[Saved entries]

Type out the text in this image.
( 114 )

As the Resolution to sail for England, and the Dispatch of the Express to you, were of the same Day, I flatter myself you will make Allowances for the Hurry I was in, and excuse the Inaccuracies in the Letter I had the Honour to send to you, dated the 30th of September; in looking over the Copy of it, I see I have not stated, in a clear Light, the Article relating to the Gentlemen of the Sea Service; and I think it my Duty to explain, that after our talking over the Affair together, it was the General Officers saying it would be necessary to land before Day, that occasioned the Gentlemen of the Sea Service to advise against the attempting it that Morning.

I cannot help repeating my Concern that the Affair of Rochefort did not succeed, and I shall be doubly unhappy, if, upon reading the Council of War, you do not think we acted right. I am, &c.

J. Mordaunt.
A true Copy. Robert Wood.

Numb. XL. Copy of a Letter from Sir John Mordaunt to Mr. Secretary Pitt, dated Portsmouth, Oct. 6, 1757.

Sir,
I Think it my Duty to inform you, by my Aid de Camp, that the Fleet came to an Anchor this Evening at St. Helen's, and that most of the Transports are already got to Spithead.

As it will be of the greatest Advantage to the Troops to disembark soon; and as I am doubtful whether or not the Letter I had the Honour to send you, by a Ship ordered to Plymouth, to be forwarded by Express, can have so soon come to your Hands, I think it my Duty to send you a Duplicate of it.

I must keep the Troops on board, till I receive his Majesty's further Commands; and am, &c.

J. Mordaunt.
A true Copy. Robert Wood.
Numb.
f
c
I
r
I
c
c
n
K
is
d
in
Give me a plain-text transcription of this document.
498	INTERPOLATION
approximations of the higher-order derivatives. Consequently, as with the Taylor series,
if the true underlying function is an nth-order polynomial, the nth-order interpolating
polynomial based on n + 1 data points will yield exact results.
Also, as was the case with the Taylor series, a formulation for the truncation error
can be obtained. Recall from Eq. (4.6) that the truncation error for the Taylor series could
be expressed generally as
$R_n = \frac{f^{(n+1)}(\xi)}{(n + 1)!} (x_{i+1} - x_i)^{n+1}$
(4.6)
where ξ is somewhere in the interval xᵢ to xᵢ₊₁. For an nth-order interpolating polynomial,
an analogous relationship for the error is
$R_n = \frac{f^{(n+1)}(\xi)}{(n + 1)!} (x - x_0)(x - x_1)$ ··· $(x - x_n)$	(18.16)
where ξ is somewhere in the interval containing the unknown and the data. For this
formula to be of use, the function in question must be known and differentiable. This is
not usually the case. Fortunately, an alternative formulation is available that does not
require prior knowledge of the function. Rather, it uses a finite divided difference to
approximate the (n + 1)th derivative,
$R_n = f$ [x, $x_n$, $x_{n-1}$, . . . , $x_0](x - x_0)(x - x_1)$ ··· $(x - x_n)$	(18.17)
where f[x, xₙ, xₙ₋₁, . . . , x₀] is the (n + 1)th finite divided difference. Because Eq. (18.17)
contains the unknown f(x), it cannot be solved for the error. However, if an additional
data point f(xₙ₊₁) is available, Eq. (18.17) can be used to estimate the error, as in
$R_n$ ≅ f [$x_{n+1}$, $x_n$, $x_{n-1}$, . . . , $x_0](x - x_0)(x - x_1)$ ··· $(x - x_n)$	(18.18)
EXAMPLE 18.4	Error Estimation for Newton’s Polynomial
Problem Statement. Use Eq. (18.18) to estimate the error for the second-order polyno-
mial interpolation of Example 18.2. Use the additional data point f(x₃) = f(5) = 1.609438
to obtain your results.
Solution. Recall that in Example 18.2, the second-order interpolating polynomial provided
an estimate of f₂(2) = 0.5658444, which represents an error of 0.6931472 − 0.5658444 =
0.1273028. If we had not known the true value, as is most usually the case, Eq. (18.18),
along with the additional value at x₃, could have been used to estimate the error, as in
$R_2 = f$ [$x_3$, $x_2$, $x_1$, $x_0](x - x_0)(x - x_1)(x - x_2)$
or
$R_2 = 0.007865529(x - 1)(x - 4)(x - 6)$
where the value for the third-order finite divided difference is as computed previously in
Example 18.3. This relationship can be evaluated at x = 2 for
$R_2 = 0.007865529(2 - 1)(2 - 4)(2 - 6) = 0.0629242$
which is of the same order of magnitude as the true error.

◆ STATED EXERCISE ◆
Copy down every line of the entries containing the word "series".

◆ RESULT OF THE EXERCISE ◆
approximations of the higher-order derivatives. Consequently, as with the Taylor series,
Also, as was the case with the Taylor series, a formulation for the truncation error
can be obtained. Recall from Eq. (4.6) that the truncation error for the Taylor series could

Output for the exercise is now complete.